Data supplied:
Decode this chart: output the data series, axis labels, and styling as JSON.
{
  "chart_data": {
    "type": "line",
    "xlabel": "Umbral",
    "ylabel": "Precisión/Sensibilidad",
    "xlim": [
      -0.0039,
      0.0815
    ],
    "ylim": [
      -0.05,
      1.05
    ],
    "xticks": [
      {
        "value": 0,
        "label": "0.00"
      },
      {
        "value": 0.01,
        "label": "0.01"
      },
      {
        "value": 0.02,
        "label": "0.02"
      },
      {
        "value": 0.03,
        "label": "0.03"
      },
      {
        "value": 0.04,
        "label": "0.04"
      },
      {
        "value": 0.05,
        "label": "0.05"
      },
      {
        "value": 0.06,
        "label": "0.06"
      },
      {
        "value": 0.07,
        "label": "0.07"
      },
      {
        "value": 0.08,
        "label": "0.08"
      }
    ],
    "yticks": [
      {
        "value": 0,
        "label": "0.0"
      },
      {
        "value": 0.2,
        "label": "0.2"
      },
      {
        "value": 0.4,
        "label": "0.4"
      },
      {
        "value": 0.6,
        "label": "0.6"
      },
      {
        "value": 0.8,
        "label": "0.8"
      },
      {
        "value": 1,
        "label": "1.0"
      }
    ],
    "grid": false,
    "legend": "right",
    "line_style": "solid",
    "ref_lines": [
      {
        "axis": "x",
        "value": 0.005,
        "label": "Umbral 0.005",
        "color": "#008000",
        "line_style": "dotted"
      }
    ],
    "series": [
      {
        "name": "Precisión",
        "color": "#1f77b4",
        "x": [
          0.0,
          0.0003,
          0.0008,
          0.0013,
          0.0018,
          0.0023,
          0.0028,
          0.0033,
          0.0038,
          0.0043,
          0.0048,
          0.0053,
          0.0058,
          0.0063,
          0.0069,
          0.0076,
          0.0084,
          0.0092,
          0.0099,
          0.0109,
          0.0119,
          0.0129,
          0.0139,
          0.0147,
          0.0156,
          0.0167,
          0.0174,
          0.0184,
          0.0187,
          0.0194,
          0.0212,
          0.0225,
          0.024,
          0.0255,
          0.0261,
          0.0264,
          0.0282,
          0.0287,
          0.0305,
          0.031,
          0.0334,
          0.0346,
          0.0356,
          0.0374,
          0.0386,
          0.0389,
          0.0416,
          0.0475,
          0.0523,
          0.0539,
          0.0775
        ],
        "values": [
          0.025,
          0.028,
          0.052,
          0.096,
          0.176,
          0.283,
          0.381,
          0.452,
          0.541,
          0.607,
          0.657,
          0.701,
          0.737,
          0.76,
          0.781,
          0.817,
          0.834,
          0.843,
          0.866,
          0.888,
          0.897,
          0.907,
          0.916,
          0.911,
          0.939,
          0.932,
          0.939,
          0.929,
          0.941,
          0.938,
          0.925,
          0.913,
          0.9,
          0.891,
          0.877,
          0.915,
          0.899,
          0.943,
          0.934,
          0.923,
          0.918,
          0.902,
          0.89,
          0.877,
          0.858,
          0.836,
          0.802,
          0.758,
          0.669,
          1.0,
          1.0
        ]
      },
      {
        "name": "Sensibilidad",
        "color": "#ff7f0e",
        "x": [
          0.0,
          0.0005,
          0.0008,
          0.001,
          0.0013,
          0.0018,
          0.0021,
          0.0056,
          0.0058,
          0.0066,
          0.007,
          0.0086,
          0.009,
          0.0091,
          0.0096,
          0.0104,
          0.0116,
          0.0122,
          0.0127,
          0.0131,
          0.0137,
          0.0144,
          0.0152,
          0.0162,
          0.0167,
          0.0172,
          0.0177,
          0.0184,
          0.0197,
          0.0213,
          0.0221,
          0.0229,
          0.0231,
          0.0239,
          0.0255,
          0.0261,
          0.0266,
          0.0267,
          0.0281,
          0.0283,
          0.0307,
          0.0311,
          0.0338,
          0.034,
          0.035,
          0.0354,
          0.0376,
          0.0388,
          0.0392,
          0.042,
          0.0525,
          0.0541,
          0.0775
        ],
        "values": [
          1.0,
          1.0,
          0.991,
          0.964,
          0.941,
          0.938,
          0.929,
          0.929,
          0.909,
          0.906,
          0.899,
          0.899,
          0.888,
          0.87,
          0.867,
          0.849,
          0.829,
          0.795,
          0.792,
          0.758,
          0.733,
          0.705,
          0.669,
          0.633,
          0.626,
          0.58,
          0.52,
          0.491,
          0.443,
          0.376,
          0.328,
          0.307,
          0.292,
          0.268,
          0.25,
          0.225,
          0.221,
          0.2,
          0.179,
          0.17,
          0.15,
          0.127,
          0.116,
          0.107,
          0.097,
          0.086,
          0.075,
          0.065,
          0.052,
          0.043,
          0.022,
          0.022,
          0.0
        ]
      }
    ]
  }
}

Objective:
All of the data needs to be reproduced exactly, with no line missing.

Result of the exercise:
Decode this chart: output the data series, axis labels, and styling as JSON.
{
  "chart_data": {
    "type": "line",
    "xlabel": "Umbral",
    "ylabel": "Precisión/Sensibilidad",
    "xlim": [
      -0.0039,
      0.0815
    ],
    "ylim": [
      -0.05,
      1.05
    ],
    "xticks": [
      {
        "value": 0,
        "label": "0.00"
      },
      {
        "value": 0.01,
        "label": "0.01"
      },
      {
        "value": 0.02,
        "label": "0.02"
      },
      {
        "value": 0.03,
        "label": "0.03"
      },
      {
        "value": 0.04,
        "label": "0.04"
      },
      {
        "value": 0.05,
        "label": "0.05"
      },
      {
        "value": 0.06,
        "label": "0.06"
      },
      {
        "value": 0.07,
        "label": "0.07"
      },
      {
        "value": 0.08,
        "label": "0.08"
      }
    ],
    "yticks": [
      {
        "value": 0,
        "label": "0.0"
      },
      {
        "value": 0.2,
        "label": "0.2"
      },
      {
        "value": 0.4,
        "label": "0.4"
      },
      {
        "value": 0.6,
        "label": "0.6"
      },
      {
        "value": 0.8,
        "label": "0.8"
      },
      {
        "value": 1,
        "label": "1.0"
      }
    ],
    "grid": false,
    "legend": "right",
    "line_style": "solid",
    "ref_lines": [
      {
        "axis": "x",
        "value": 0.005,
        "label": "Umbral 0.005",
        "color": "#008000",
        "line_style": "dotted"
      }
    ],
    "series": [
      {
        "name": "Precisión",
        "color": "#1f77b4",
        "x": [
          0.0,
          0.0003,
          0.0008,
          0.0013,
          0.0018,
          0.0023,
          0.0028,
          0.0033,
          0.0038,
          0.0043,
          0.0048,
          0.0053,
          0.0058,
          0.0063,
          0.0069,
          0.0076,
          0.0084,
          0.0092,
          0.0099,
          0.0109,
          0.0119,
          0.0129,
          0.0139,
          0.0147,
          0.0156,
          0.0167,
          0.0174,
          0.0184,
          0.0187,
          0.0194,
          0.0212,
          0.0225,
          0.024,
          0.0255,
          0.0261,
          0.0264,
          0.0282,
          0.0287,
          0.0305,
          0.031,
          0.0334,
          0.0346,
          0.0356,
          0.0374,
          0.0386,
          0.0389,
          0.0416,
          0.0475,
          0.0523,
          0.0539,
          0.0775
        ],
        "values": [
          0.025,
          0.028,
          0.052,
          0.096,
          0.176,
          0.283,
          0.381,
          0.452,
          0.541,
          0.607,
          0.657,
          0.701,
          0.737,
          0.76,
          0.781,
          0.817,
          0.834,
          0.843,
          0.866,
          0.888,
          0.897,
          0.907,
          0.916,
          0.911,
          0.939,
          0.932,
          0.939,
          0.929,
          0.941,
          0.938,
          0.925,
          0.913,
          0.9,
          0.891,
          0.877,
          0.915,
          0.899,
          0.943,
          0.934,
          0.923,
          0.918,
          0.902,
          0.89,
          0.877,
          0.858,
          0.836,
          0.802,
          0.758,
          0.669,
          1.0,
          1.0
        ]
      },
      {
        "name": "Sensibilidad",
        "color": "#ff7f0e",
        "x": [
          0.0,
          0.0005,
          0.0008,
          0.001,
          0.0013,
          0.0018,
          0.0021,
          0.0056,
          0.0058,
          0.0066,
          0.007,
          0.0086,
          0.009,
          0.0091,
          0.0096,
          0.0104,
          0.0116,
          0.0122,
          0.0127,
          0.0131,
          0.0137,
          0.0144,
          0.0152,
          0.0162,
          0.0167,
          0.0172,
          0.0177,
          0.0184,
          0.0197,
          0.0213,
          0.0221,
          0.0229,
          0.0231,
          0.0239,
          0.0255,
          0.0261,
          0.0266,
          0.0267,
          0.0281,
          0.0283,
          0.0307,
          0.0311,
          0.0338,
          0.034,
          0.035,
          0.0354,
          0.0376,
          0.0388,
          0.0392,
          0.042,
          0.0525,
          0.0541,
          0.0775
        ],
        "values": [
          1.0,
          1.0,
          0.991,
          0.964,
          0.941,
          0.938,
          0.929,
          0.929,
          0.909,
          0.906,
          0.899,
          0.899,
          0.888,
          0.87,
          0.867,
          0.849,
          0.829,
          0.795,
          0.792,
          0.758,
          0.733,
          0.705,
          0.669,
          0.633,
          0.626,
          0.58,
          0.52,
          0.491,
          0.443,
          0.376,
          0.328,
          0.307,
          0.292,
          0.268,
          0.25,
          0.225,
          0.221,
          0.2,
          0.179,
          0.17,
          0.15,
          0.127,
          0.116,
          0.107,
          0.097,
          0.086,
          0.075,
          0.065,
          0.052,
          0.043,
          0.022,
          0.022,
          0.0
        ]
      }
    ]
  }
}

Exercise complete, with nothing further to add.